Stated task:
Scan the entries below and extract each line with the word "intention" in it.

Given records:
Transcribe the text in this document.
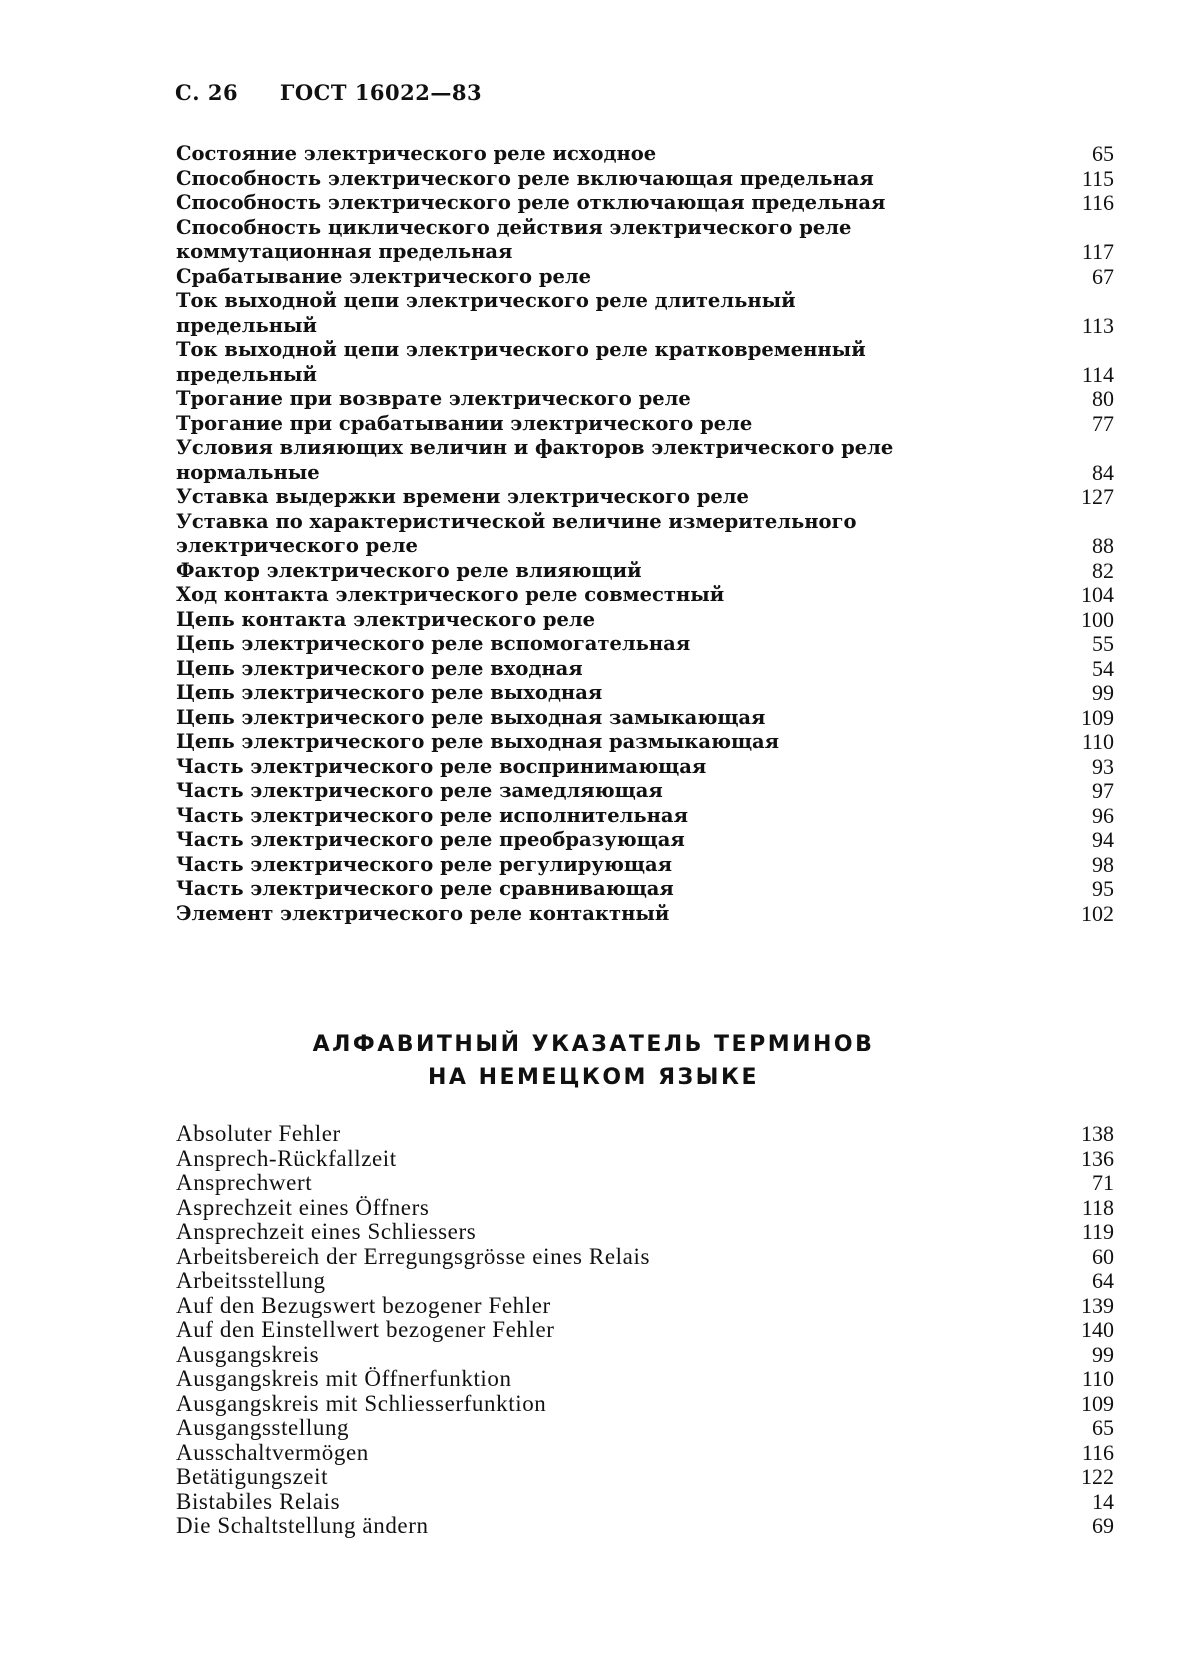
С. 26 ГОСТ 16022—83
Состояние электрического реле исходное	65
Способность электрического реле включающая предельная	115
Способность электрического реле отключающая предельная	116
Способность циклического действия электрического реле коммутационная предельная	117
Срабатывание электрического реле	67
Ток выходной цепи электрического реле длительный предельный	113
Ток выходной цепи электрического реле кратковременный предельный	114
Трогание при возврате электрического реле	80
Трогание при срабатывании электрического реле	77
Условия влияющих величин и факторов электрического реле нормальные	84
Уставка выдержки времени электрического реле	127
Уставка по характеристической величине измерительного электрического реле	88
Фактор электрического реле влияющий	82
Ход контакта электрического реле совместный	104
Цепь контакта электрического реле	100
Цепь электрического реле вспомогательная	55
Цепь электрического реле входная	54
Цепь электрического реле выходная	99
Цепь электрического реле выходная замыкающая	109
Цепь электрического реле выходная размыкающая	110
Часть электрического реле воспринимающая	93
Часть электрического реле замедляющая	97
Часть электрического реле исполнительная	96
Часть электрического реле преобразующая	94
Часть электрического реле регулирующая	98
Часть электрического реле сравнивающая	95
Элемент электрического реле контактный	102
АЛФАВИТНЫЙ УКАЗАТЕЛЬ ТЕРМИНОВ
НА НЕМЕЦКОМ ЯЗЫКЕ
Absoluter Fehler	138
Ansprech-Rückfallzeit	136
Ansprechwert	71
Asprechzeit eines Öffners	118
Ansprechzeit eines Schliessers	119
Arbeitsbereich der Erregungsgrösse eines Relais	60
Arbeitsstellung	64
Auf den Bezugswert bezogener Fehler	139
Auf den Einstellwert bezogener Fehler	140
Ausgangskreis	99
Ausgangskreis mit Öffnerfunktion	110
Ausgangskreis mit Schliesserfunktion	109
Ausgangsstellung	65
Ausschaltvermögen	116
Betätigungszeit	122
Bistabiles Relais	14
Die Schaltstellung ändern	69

...

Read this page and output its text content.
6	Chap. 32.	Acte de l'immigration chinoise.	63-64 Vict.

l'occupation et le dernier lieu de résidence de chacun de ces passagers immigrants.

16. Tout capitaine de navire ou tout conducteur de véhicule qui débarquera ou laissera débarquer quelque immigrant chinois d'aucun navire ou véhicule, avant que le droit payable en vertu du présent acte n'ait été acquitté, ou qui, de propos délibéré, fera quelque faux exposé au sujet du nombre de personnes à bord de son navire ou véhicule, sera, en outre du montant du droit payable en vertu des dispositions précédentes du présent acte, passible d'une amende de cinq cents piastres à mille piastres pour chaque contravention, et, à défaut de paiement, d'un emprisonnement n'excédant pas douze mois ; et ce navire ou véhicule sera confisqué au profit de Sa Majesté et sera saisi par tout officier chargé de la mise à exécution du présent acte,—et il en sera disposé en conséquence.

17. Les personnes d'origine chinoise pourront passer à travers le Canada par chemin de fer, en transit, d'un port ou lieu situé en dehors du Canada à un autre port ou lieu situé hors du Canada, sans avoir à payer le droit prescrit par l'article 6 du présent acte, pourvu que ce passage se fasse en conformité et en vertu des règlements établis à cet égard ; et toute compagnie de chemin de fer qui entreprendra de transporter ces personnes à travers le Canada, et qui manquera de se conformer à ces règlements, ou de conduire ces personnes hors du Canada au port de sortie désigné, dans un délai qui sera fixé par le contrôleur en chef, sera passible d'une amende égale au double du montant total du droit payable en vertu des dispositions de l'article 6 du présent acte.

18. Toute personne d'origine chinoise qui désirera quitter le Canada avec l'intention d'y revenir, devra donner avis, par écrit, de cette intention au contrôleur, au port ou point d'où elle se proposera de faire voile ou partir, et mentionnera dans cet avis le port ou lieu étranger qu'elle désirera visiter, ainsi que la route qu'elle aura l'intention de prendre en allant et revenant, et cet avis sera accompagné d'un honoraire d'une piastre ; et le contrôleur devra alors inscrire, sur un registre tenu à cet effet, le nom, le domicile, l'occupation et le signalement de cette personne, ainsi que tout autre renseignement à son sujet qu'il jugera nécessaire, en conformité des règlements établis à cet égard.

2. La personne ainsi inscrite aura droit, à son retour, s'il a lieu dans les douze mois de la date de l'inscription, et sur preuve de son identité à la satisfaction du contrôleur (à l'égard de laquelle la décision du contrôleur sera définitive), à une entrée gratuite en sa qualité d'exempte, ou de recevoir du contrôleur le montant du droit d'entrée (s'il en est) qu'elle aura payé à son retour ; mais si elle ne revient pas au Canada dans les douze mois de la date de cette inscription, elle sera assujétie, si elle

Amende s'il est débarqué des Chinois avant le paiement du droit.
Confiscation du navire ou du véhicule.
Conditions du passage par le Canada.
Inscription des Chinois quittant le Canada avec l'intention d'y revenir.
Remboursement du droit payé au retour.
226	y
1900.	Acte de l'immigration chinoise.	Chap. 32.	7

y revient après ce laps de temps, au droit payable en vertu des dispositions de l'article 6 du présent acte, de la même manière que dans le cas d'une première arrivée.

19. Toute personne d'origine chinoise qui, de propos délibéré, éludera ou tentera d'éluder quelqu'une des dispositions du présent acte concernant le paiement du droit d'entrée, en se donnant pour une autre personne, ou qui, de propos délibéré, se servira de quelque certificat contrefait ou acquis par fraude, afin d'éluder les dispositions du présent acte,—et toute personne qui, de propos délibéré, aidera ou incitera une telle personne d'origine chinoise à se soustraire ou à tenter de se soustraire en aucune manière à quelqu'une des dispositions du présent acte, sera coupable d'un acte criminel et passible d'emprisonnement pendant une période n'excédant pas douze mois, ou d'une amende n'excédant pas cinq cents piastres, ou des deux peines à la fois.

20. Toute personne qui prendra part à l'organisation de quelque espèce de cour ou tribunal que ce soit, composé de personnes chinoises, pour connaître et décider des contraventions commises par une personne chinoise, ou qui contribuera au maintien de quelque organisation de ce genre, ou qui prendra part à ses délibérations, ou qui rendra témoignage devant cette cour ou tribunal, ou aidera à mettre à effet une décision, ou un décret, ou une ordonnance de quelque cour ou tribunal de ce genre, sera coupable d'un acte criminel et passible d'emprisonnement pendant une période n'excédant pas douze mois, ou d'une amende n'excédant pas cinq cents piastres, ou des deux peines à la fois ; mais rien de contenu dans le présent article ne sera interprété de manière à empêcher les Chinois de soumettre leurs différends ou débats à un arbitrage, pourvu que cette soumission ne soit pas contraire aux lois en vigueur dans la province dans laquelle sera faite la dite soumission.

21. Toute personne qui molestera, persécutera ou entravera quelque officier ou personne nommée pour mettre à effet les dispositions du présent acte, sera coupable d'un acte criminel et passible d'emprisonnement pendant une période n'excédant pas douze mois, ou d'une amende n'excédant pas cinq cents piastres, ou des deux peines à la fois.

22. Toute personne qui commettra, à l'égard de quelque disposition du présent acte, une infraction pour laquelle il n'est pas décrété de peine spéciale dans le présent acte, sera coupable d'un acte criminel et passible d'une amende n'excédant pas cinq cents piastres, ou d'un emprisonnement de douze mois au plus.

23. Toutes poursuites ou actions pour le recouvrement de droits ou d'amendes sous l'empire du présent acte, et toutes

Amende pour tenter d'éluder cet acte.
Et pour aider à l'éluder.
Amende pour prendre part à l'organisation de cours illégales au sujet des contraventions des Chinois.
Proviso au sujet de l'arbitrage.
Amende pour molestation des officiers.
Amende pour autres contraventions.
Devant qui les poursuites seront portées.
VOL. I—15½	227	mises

--

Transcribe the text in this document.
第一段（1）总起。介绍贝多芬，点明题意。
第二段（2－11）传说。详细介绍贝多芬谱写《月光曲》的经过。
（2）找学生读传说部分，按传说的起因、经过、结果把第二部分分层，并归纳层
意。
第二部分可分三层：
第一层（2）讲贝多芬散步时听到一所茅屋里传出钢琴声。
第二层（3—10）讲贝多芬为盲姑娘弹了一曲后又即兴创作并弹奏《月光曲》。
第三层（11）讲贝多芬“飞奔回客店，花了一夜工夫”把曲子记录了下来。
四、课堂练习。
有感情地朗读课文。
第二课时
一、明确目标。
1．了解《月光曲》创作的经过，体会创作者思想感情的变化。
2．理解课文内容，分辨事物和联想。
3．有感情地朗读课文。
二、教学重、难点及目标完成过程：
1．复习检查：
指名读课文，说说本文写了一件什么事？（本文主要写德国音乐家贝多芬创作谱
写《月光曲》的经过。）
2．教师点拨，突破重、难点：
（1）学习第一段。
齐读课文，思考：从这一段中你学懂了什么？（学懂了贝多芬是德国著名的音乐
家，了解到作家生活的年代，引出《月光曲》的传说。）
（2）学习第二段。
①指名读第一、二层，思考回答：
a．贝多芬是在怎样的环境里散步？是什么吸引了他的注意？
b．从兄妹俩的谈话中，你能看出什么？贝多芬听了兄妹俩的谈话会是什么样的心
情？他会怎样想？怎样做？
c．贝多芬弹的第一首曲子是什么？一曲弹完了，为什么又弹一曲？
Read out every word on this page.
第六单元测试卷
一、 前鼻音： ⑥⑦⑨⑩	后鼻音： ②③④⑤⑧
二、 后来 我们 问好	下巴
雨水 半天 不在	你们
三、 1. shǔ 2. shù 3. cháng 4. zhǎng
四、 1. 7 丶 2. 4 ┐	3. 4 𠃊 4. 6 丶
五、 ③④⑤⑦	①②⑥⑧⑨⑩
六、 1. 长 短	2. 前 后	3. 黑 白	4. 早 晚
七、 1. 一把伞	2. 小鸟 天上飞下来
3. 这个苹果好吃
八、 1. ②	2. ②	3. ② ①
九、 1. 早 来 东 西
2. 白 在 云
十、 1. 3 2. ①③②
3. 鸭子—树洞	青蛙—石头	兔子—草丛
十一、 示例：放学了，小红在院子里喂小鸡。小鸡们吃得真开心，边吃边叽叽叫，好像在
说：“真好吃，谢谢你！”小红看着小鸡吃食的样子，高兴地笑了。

Complete output:
18. Toute personne d'origine chinoise qui désirera quitter le Canada avec l'intention d'y revenir, devra donner avis, par écrit, de cette intention au contrôleur, au port ou point d'où elle se proposera de faire voile ou partir, et mentionnera dans cet avis le port ou lieu étranger qu'elle désirera visiter, ainsi que la route qu'elle aura l'intention de prendre en allant et revenant, et cet avis sera accompagné d'un honoraire d'une piastre ; et le contrôleur devra alors inscrire, sur un registre tenu à cet effet, le nom, le domicile, l'occupation et le signalement de cette personne, ainsi que tout autre renseignement à son sujet qu'il jugera nécessaire, en conformité des règlements établis à cet égard.
Inscription des Chinois quittant le Canada avec l'intention d'y revenir.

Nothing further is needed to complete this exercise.